— Start Source data —

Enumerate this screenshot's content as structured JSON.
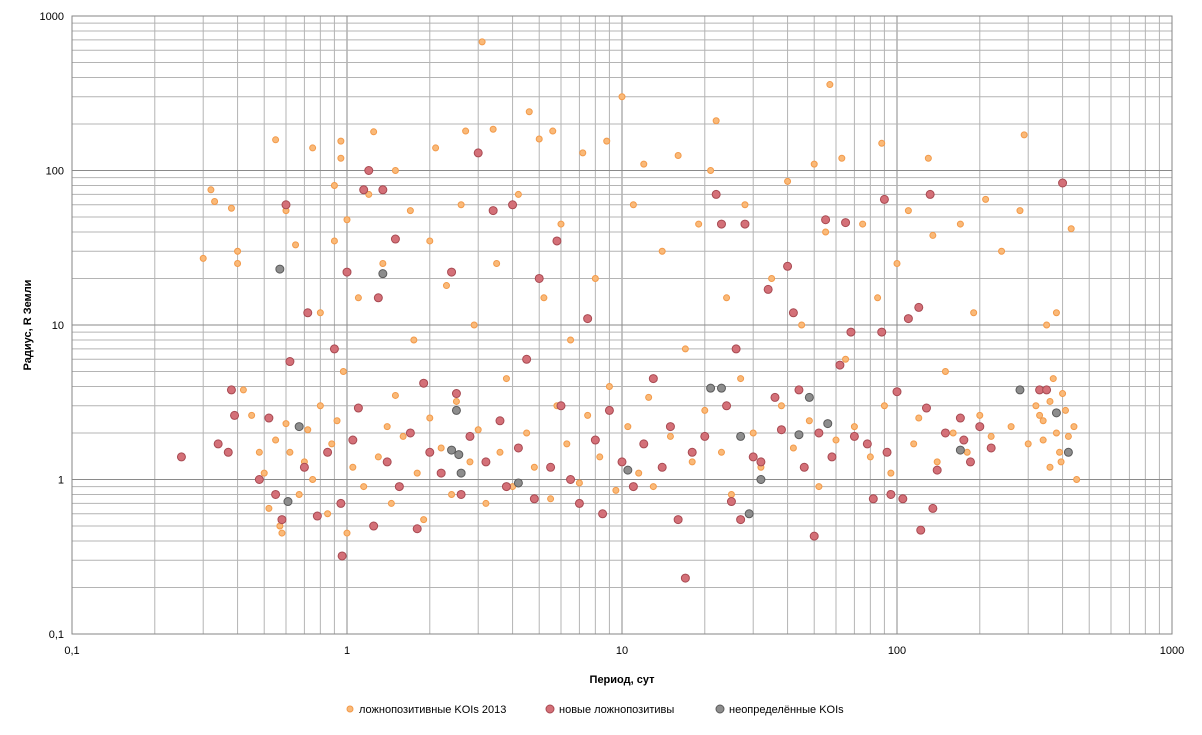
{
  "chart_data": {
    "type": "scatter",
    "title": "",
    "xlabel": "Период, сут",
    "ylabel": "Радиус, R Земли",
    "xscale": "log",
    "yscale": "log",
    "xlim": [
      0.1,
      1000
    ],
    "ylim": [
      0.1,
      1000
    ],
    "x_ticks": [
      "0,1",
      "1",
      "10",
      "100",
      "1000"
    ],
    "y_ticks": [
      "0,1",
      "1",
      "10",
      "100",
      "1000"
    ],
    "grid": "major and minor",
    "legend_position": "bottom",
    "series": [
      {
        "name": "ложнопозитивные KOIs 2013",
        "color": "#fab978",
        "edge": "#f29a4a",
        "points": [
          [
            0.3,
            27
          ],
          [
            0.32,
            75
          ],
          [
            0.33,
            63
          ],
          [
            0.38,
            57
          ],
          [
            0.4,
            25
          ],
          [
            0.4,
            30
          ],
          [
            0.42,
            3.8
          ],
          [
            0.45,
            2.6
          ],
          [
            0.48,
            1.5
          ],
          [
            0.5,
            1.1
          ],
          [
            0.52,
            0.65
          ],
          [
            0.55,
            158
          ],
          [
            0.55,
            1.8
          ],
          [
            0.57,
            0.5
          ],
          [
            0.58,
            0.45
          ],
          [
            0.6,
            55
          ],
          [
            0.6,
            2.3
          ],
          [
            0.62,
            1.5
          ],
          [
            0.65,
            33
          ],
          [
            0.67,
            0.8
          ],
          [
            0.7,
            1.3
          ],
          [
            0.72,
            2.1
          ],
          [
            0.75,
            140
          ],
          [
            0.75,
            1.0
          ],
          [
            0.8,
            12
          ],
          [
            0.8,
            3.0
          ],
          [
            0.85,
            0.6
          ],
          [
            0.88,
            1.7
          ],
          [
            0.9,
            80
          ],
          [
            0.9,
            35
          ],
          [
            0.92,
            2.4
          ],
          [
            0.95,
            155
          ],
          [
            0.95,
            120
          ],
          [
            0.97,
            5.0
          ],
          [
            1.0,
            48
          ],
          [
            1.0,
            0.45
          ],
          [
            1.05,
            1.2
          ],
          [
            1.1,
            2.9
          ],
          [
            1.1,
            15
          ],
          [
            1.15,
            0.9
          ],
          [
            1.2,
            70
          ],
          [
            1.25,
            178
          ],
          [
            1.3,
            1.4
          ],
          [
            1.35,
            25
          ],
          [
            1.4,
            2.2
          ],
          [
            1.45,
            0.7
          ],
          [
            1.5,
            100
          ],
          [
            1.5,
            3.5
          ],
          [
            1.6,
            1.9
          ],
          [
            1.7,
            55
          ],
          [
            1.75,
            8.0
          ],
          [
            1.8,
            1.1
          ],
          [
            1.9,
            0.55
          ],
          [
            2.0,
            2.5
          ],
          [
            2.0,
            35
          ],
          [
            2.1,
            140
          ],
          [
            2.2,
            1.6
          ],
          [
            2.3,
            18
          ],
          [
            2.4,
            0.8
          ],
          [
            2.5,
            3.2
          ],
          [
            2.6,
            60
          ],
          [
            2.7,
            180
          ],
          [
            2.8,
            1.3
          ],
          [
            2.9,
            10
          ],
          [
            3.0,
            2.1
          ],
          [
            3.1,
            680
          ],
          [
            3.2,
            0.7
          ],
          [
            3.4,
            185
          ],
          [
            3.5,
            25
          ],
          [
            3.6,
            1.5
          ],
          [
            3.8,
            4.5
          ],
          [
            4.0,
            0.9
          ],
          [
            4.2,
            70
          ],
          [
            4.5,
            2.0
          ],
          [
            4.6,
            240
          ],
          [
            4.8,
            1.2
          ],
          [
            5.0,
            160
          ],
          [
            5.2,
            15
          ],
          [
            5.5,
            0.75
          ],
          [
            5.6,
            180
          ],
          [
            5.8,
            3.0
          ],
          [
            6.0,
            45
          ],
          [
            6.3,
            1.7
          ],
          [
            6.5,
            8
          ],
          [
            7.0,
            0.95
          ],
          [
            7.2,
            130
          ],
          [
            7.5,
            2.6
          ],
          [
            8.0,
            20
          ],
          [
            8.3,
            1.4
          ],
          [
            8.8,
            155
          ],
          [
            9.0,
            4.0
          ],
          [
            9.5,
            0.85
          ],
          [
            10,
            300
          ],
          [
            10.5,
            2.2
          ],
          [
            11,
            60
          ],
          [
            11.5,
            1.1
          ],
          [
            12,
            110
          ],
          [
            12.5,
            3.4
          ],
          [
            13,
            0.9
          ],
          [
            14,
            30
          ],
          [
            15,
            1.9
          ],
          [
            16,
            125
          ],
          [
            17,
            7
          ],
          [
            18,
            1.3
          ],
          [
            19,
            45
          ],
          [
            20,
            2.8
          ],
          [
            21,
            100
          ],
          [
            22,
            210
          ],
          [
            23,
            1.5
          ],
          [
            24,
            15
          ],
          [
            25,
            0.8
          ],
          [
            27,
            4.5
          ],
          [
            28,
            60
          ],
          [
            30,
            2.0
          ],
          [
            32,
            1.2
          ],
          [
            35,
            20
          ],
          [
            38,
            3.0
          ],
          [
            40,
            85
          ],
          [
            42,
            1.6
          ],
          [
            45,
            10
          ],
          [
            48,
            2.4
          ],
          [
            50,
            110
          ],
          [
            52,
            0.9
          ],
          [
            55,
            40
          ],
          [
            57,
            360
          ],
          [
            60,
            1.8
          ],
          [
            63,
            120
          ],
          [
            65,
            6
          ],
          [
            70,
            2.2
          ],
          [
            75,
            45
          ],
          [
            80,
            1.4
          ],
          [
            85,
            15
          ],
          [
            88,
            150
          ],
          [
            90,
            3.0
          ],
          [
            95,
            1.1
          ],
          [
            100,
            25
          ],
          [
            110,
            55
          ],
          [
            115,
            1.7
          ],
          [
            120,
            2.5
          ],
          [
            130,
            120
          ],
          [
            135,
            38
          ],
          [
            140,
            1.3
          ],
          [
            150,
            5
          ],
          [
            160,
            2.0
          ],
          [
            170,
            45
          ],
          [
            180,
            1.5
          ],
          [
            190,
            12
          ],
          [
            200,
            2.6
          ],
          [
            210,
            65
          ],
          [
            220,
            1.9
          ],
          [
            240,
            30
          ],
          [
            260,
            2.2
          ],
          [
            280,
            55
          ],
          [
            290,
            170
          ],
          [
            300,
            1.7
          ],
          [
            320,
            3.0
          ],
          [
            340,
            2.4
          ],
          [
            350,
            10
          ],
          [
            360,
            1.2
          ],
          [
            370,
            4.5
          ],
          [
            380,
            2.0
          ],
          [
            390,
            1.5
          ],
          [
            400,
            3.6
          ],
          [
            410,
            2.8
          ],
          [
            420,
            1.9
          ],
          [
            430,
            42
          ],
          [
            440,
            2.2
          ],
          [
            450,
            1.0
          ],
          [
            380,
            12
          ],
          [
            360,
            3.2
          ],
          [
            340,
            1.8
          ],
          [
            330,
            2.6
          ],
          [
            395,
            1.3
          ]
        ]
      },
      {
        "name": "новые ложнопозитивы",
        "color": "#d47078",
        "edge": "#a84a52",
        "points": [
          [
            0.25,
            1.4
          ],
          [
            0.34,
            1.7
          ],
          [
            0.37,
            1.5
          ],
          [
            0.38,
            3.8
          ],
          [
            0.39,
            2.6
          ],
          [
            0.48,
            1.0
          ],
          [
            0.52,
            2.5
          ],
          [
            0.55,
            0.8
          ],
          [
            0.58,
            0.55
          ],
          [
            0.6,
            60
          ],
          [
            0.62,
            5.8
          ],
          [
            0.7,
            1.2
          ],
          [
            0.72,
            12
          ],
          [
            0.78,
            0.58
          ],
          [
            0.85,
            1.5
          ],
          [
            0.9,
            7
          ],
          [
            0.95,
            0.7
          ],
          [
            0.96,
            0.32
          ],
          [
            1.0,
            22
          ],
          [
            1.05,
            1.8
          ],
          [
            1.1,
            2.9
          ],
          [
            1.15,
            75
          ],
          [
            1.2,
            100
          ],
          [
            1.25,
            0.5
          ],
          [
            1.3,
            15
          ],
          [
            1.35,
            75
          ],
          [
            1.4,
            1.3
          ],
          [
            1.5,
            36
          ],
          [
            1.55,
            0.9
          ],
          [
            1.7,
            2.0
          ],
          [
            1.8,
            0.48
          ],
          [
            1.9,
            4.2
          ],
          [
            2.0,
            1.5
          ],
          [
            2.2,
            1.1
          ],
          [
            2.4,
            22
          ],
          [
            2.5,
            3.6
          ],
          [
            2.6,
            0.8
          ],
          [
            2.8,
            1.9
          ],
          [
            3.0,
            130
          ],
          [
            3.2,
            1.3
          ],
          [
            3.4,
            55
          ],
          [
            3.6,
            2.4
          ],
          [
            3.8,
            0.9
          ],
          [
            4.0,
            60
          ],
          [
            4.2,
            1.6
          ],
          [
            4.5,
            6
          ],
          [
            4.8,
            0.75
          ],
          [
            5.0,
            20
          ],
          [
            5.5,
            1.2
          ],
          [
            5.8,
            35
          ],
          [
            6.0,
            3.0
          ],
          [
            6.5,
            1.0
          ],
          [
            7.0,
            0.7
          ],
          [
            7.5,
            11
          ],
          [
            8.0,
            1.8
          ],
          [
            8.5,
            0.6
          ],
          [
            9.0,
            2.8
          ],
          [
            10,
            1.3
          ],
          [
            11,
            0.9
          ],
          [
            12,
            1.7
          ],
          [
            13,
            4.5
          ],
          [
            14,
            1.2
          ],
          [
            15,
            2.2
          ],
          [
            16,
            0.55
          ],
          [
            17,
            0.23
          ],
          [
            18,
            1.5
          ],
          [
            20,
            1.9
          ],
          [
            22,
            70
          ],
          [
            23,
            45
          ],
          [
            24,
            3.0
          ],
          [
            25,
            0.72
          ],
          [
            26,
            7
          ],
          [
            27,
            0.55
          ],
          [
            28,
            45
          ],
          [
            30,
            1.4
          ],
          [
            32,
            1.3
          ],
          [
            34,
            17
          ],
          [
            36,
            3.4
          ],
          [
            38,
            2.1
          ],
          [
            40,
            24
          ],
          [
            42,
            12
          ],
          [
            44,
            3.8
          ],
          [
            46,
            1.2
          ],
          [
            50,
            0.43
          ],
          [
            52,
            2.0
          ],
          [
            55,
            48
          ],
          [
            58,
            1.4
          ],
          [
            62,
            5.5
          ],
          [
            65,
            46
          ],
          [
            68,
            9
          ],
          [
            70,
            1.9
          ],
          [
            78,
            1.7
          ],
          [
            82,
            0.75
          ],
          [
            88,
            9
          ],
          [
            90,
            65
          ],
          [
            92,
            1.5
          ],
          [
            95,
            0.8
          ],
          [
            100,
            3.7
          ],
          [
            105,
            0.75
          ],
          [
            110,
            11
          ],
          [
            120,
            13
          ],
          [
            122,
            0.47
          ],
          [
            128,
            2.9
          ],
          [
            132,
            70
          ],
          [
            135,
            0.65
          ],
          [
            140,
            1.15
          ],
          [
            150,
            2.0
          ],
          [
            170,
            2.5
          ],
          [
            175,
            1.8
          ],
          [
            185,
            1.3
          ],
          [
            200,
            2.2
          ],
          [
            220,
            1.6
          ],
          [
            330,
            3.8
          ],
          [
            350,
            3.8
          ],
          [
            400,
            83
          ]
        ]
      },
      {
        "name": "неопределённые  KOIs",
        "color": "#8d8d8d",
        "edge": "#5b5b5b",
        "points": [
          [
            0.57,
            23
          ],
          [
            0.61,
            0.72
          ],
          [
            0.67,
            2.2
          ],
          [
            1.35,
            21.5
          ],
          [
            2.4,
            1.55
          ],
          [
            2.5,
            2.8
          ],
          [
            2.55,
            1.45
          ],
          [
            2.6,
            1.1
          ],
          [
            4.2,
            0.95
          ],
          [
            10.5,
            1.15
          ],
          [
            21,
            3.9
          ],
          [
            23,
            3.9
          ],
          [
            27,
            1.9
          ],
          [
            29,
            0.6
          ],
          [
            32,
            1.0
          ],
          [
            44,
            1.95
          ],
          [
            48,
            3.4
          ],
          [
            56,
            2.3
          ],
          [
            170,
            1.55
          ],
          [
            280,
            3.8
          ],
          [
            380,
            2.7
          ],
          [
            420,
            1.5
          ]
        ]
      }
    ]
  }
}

— End Source data —

*Request*. Gather and copy every line of the data in which the string "name" is found.

*Task answer*.
        "name": "ложнопозитивные KOIs 2013",
        "name": "новые ложнопозитивы",
        "name": "неопределённые  KOIs",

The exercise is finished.